_DIRECTION_
All of the records below must be output exactly, with no pictures carried over.

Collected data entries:
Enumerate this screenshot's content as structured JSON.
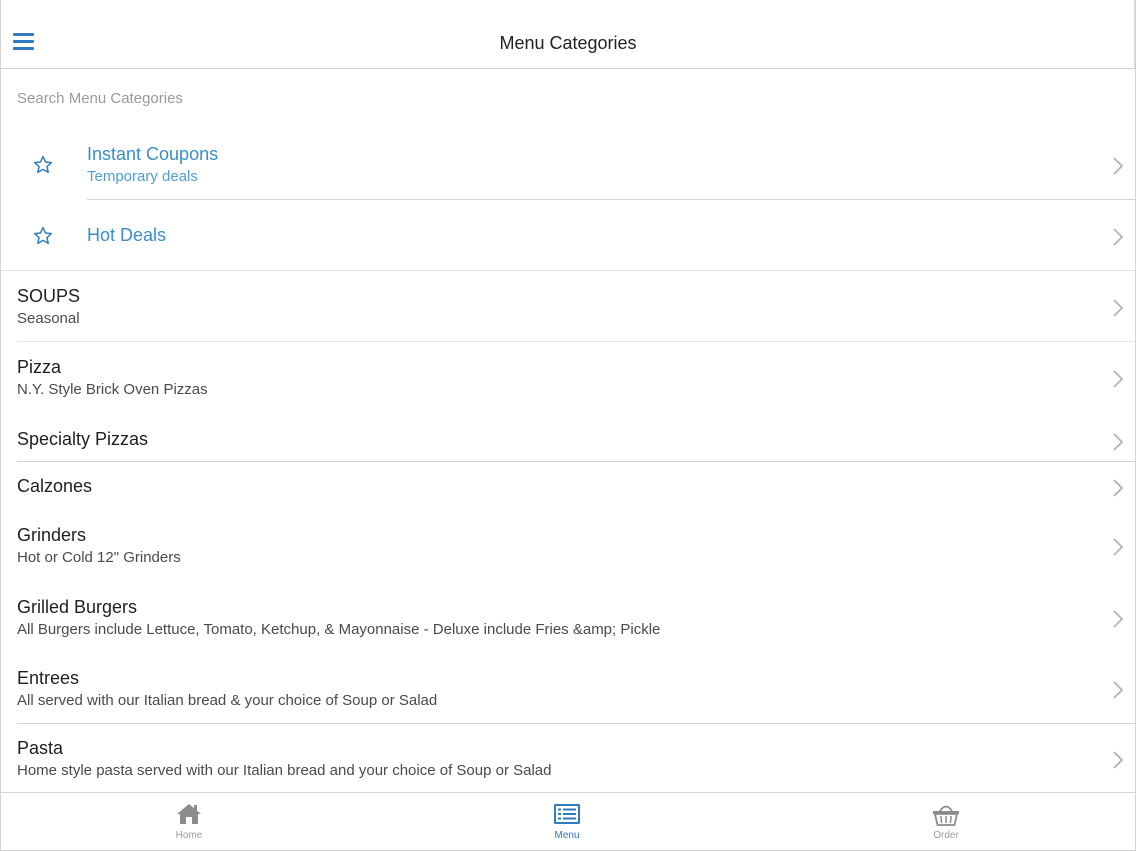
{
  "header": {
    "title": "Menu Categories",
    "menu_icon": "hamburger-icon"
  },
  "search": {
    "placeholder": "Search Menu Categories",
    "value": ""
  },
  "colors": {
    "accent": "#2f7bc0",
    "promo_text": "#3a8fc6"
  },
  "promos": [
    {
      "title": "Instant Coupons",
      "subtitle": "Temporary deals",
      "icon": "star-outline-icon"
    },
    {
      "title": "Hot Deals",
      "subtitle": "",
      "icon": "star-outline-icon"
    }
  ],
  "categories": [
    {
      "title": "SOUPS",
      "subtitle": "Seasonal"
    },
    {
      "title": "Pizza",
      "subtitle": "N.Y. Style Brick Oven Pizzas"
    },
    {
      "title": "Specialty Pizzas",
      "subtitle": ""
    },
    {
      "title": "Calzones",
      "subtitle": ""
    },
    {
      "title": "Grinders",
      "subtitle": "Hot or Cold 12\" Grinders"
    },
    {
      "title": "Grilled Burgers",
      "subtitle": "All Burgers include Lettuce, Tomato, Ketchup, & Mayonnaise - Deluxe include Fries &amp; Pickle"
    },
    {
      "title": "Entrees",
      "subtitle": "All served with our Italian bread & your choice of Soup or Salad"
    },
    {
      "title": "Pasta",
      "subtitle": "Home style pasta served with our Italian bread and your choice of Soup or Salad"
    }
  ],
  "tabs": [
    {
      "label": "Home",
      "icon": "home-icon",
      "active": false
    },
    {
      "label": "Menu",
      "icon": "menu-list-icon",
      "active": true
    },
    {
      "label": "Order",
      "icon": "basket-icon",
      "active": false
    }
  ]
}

_FINISHED EXERCISE_
Enumerate this screenshot's content as structured JSON.
{
  "header": {
    "title": "Menu Categories",
    "menu_icon": "hamburger-icon"
  },
  "search": {
    "placeholder": "Search Menu Categories",
    "value": ""
  },
  "colors": {
    "accent": "#2f7bc0",
    "promo_text": "#3a8fc6"
  },
  "promos": [
    {
      "title": "Instant Coupons",
      "subtitle": "Temporary deals",
      "icon": "star-outline-icon"
    },
    {
      "title": "Hot Deals",
      "subtitle": "",
      "icon": "star-outline-icon"
    }
  ],
  "categories": [
    {
      "title": "SOUPS",
      "subtitle": "Seasonal"
    },
    {
      "title": "Pizza",
      "subtitle": "N.Y. Style Brick Oven Pizzas"
    },
    {
      "title": "Specialty Pizzas",
      "subtitle": ""
    },
    {
      "title": "Calzones",
      "subtitle": ""
    },
    {
      "title": "Grinders",
      "subtitle": "Hot or Cold 12\" Grinders"
    },
    {
      "title": "Grilled Burgers",
      "subtitle": "All Burgers include Lettuce, Tomato, Ketchup, & Mayonnaise - Deluxe include Fries &amp; Pickle"
    },
    {
      "title": "Entrees",
      "subtitle": "All served with our Italian bread & your choice of Soup or Salad"
    },
    {
      "title": "Pasta",
      "subtitle": "Home style pasta served with our Italian bread and your choice of Soup or Salad"
    }
  ],
  "tabs": [
    {
      "label": "Home",
      "icon": "home-icon",
      "active": false
    },
    {
      "label": "Menu",
      "icon": "menu-list-icon",
      "active": true
    },
    {
      "label": "Order",
      "icon": "basket-icon",
      "active": false
    }
  ]
}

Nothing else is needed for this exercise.